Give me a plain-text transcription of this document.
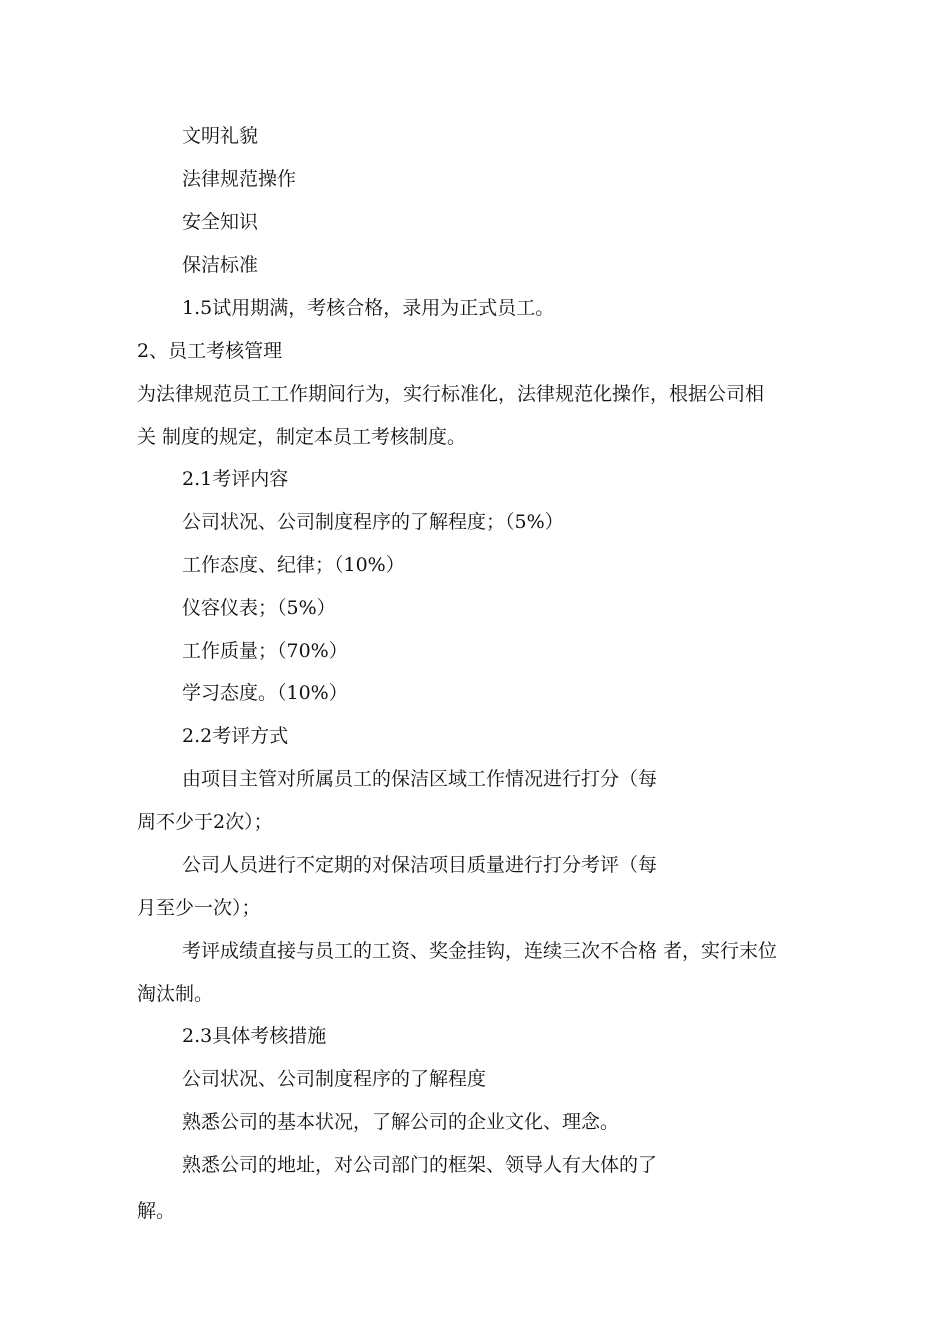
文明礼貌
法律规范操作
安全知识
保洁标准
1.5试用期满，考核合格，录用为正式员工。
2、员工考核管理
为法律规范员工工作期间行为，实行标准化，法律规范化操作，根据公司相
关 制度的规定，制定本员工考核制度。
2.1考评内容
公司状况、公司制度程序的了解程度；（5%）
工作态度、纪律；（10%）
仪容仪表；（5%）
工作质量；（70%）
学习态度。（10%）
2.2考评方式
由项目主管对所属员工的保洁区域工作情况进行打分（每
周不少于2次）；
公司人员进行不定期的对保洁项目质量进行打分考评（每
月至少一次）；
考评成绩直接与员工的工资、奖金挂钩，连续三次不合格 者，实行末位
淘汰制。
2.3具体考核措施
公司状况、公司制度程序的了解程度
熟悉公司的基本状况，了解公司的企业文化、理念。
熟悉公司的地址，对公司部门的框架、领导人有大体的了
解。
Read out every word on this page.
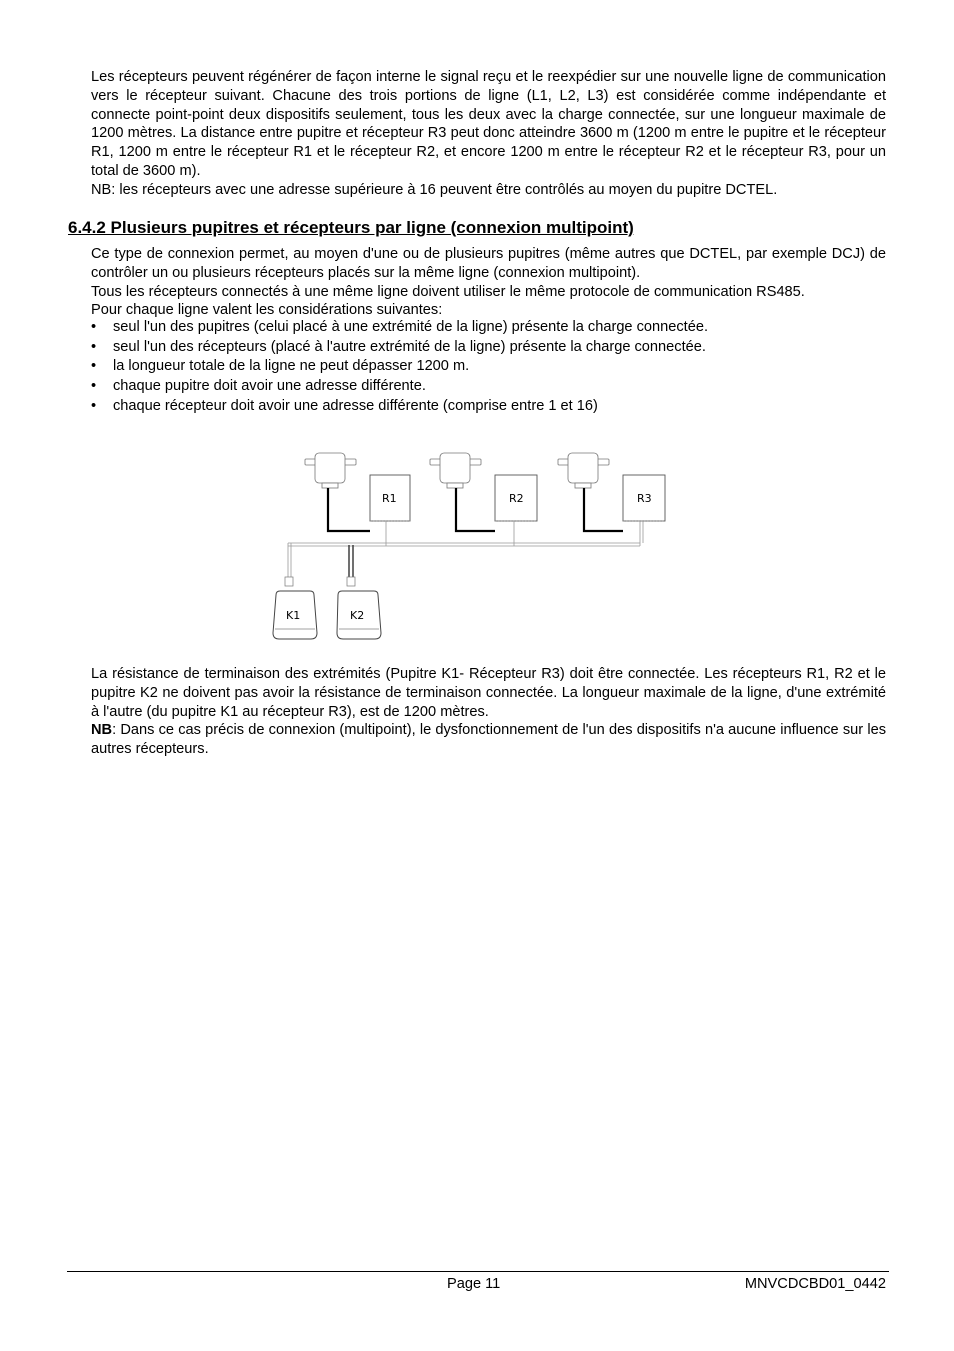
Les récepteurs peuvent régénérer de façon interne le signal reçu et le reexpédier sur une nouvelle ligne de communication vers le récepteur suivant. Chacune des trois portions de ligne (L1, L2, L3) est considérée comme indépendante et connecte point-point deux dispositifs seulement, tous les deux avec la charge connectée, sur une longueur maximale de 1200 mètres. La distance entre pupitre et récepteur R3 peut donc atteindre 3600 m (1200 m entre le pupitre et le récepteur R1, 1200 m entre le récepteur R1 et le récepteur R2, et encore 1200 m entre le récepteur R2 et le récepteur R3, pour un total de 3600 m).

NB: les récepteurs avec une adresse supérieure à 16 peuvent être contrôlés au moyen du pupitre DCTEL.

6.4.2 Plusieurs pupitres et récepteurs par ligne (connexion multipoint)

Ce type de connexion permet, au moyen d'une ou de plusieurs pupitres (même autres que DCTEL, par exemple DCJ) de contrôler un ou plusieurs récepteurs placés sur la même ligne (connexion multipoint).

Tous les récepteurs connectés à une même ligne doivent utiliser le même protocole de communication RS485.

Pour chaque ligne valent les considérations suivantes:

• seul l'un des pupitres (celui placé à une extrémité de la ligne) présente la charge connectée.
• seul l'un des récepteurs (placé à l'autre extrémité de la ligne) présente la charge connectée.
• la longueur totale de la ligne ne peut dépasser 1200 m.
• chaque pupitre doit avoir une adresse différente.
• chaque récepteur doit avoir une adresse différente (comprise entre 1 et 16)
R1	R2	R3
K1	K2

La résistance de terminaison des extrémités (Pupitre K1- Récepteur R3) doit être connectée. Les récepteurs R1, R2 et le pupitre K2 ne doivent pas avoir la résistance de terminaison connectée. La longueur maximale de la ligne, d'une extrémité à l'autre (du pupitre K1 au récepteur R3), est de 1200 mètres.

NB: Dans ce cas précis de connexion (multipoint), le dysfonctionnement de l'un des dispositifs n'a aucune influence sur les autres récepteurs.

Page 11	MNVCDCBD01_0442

PROBLEM TO WORK ON
Copy the listing exactly. Any image in it stays out of the copy.

SOLUTION
Give me a plain-text transcription of this document.
文明礼貌
法律规范操作
安全知识
保洁标准
1.5试用期满，考核合格，录用为正式员工。
2、员工考核管理
为法律规范员工工作期间行为，实行标准化，法律规范化操作，根据公司相
关 制度的规定，制定本员工考核制度。
2.1考评内容
公司状况、公司制度程序的了解程度；（5%）
工作态度、纪律；（10%）
仪容仪表；（5%）
工作质量；（70%）
学习态度。（10%）
2.2考评方式
由项目主管对所属员工的保洁区域工作情况进行打分（每
周不少于2次）；
公司人员进行不定期的对保洁项目质量进行打分考评（每
月至少一次）；
考评成绩直接与员工的工资、奖金挂钩，连续三次不合格 者，实行末位
淘汰制。
2.3具体考核措施
公司状况、公司制度程序的了解程度
熟悉公司的基本状况，了解公司的企业文化、理念。
熟悉公司的地址，对公司部门的框架、领导人有大体的了
解。
Read out every word on this page.
Les récepteurs peuvent régénérer de façon interne le signal reçu et le reexpédier sur une nouvelle ligne de communication vers le récepteur suivant. Chacune des trois portions de ligne (L1, L2, L3) est considérée comme indépendante et connecte point-point deux dispositifs seulement, tous les deux avec la charge connectée, sur une longueur maximale de 1200 mètres. La distance entre pupitre et récepteur R3 peut donc atteindre 3600 m (1200 m entre le pupitre et le récepteur R1, 1200 m entre le récepteur R1 et le récepteur R2, et encore 1200 m entre le récepteur R2 et le récepteur R3, pour un total de 3600 m).

NB: les récepteurs avec une adresse supérieure à 16 peuvent être contrôlés au moyen du pupitre DCTEL.

6.4.2 Plusieurs pupitres et récepteurs par ligne (connexion multipoint)

Ce type de connexion permet, au moyen d'une ou de plusieurs pupitres (même autres que DCTEL, par exemple DCJ) de contrôler un ou plusieurs récepteurs placés sur la même ligne (connexion multipoint).

Tous les récepteurs connectés à une même ligne doivent utiliser le même protocole de communication RS485.

Pour chaque ligne valent les considérations suivantes:

• seul l'un des pupitres (celui placé à une extrémité de la ligne) présente la charge connectée.
• seul l'un des récepteurs (placé à l'autre extrémité de la ligne) présente la charge connectée.
• la longueur totale de la ligne ne peut dépasser 1200 m.
• chaque pupitre doit avoir une adresse différente.
• chaque récepteur doit avoir une adresse différente (comprise entre 1 et 16)
R1	R2	R3
K1	K2

La résistance de terminaison des extrémités (Pupitre K1- Récepteur R3) doit être connectée. Les récepteurs R1, R2 et le pupitre K2 ne doivent pas avoir la résistance de terminaison connectée. La longueur maximale de la ligne, d'une extrémité à l'autre (du pupitre K1 au récepteur R3), est de 1200 mètres.

NB: Dans ce cas précis de connexion (multipoint), le dysfonctionnement de l'un des dispositifs n'a aucune influence sur les autres récepteurs.

Page 11	MNVCDCBD01_0442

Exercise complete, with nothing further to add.